## Exercise requirements
Will you quote all of the entries, word for word?
## START Dataset extract
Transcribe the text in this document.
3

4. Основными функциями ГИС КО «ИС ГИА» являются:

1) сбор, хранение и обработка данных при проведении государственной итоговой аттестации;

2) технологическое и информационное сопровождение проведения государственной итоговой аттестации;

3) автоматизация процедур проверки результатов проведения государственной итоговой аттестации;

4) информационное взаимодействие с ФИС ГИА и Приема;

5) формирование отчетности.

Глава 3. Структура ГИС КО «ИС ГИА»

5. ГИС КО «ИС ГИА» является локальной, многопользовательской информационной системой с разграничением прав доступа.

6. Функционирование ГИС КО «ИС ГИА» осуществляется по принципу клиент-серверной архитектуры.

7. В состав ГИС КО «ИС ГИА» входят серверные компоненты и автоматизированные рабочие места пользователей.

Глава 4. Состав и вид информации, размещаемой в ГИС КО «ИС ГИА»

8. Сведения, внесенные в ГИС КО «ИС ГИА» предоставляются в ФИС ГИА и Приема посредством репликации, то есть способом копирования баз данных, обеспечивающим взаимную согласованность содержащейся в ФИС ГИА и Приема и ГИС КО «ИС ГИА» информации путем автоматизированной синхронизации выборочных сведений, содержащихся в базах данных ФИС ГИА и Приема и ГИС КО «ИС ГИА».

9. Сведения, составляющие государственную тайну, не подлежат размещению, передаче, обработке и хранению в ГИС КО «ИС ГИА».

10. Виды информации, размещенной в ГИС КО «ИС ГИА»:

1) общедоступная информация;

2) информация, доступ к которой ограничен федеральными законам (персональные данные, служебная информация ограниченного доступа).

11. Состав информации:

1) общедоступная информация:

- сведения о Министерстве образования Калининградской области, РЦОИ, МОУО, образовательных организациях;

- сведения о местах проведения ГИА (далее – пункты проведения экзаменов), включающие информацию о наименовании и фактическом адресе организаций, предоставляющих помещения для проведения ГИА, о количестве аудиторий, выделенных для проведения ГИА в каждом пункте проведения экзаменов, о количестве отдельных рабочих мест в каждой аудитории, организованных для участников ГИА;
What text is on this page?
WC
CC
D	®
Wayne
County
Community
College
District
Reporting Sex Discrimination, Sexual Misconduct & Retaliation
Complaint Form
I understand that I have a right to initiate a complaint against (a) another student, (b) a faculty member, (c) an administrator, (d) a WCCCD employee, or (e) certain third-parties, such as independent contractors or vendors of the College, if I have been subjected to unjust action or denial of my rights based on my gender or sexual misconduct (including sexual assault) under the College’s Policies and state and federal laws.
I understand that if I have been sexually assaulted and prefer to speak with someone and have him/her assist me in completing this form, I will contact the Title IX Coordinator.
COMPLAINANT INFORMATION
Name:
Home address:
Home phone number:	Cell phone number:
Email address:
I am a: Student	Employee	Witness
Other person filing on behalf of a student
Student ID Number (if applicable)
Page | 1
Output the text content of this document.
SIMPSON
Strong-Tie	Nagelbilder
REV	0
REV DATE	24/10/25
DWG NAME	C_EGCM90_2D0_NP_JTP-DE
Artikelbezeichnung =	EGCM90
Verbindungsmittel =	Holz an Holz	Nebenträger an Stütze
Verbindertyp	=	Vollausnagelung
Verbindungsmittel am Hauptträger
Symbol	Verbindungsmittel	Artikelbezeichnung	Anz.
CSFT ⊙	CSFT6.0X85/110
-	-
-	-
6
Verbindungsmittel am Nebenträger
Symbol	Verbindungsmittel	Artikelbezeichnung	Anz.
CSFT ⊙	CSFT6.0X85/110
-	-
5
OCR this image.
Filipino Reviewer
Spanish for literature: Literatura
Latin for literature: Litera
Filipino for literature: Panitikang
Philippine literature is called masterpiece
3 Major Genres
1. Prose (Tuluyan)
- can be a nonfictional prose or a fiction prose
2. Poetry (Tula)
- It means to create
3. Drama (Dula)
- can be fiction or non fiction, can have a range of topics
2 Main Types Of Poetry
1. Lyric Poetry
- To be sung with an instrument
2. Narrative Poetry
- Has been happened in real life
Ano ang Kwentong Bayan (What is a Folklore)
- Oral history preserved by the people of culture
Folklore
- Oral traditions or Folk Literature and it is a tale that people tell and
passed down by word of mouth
## END Dataset extract
## Exercise answer
Transcribe the text in this document.
3

4. Основными функциями ГИС КО «ИС ГИА» являются:

1) сбор, хранение и обработка данных при проведении государственной итоговой аттестации;

2) технологическое и информационное сопровождение проведения государственной итоговой аттестации;

3) автоматизация процедур проверки результатов проведения государственной итоговой аттестации;

4) информационное взаимодействие с ФИС ГИА и Приема;

5) формирование отчетности.

Глава 3. Структура ГИС КО «ИС ГИА»

5. ГИС КО «ИС ГИА» является локальной, многопользовательской информационной системой с разграничением прав доступа.

6. Функционирование ГИС КО «ИС ГИА» осуществляется по принципу клиент-серверной архитектуры.

7. В состав ГИС КО «ИС ГИА» входят серверные компоненты и автоматизированные рабочие места пользователей.

Глава 4. Состав и вид информации, размещаемой в ГИС КО «ИС ГИА»

8. Сведения, внесенные в ГИС КО «ИС ГИА» предоставляются в ФИС ГИА и Приема посредством репликации, то есть способом копирования баз данных, обеспечивающим взаимную согласованность содержащейся в ФИС ГИА и Приема и ГИС КО «ИС ГИА» информации путем автоматизированной синхронизации выборочных сведений, содержащихся в базах данных ФИС ГИА и Приема и ГИС КО «ИС ГИА».

9. Сведения, составляющие государственную тайну, не подлежат размещению, передаче, обработке и хранению в ГИС КО «ИС ГИА».

10. Виды информации, размещенной в ГИС КО «ИС ГИА»:

1) общедоступная информация;

2) информация, доступ к которой ограничен федеральными законам (персональные данные, служебная информация ограниченного доступа).

11. Состав информации:

1) общедоступная информация:

- сведения о Министерстве образования Калининградской области, РЦОИ, МОУО, образовательных организациях;

- сведения о местах проведения ГИА (далее – пункты проведения экзаменов), включающие информацию о наименовании и фактическом адресе организаций, предоставляющих помещения для проведения ГИА, о количестве аудиторий, выделенных для проведения ГИА в каждом пункте проведения экзаменов, о количестве отдельных рабочих мест в каждой аудитории, организованных для участников ГИА;
What text is on this page?
WC
CC
D	®
Wayne
County
Community
College
District
Reporting Sex Discrimination, Sexual Misconduct & Retaliation
Complaint Form
I understand that I have a right to initiate a complaint against (a) another student, (b) a faculty member, (c) an administrator, (d) a WCCCD employee, or (e) certain third-parties, such as independent contractors or vendors of the College, if I have been subjected to unjust action or denial of my rights based on my gender or sexual misconduct (including sexual assault) under the College’s Policies and state and federal laws.
I understand that if I have been sexually assaulted and prefer to speak with someone and have him/her assist me in completing this form, I will contact the Title IX Coordinator.
COMPLAINANT INFORMATION
Name:
Home address:
Home phone number:	Cell phone number:
Email address:
I am a: Student	Employee	Witness
Other person filing on behalf of a student
Student ID Number (if applicable)
Page | 1
Output the text content of this document.
SIMPSON
Strong-Tie	Nagelbilder
REV	0
REV DATE	24/10/25
DWG NAME	C_EGCM90_2D0_NP_JTP-DE
Artikelbezeichnung =	EGCM90
Verbindungsmittel =	Holz an Holz	Nebenträger an Stütze
Verbindertyp	=	Vollausnagelung
Verbindungsmittel am Hauptträger
Symbol	Verbindungsmittel	Artikelbezeichnung	Anz.
CSFT ⊙	CSFT6.0X85/110
-	-
-	-
6
Verbindungsmittel am Nebenträger
Symbol	Verbindungsmittel	Artikelbezeichnung	Anz.
CSFT ⊙	CSFT6.0X85/110
-	-
5
OCR this image.
Filipino Reviewer
Spanish for literature: Literatura
Latin for literature: Litera
Filipino for literature: Panitikang
Philippine literature is called masterpiece
3 Major Genres
1. Prose (Tuluyan)
- can be a nonfictional prose or a fiction prose
2. Poetry (Tula)
- It means to create
3. Drama (Dula)
- can be fiction or non fiction, can have a range of topics
2 Main Types Of Poetry
1. Lyric Poetry
- To be sung with an instrument
2. Narrative Poetry
- Has been happened in real life
Ano ang Kwentong Bayan (What is a Folklore)
- Oral history preserved by the people of culture
Folklore
- Oral traditions or Folk Literature and it is a tale that people tell and
passed down by word of mouth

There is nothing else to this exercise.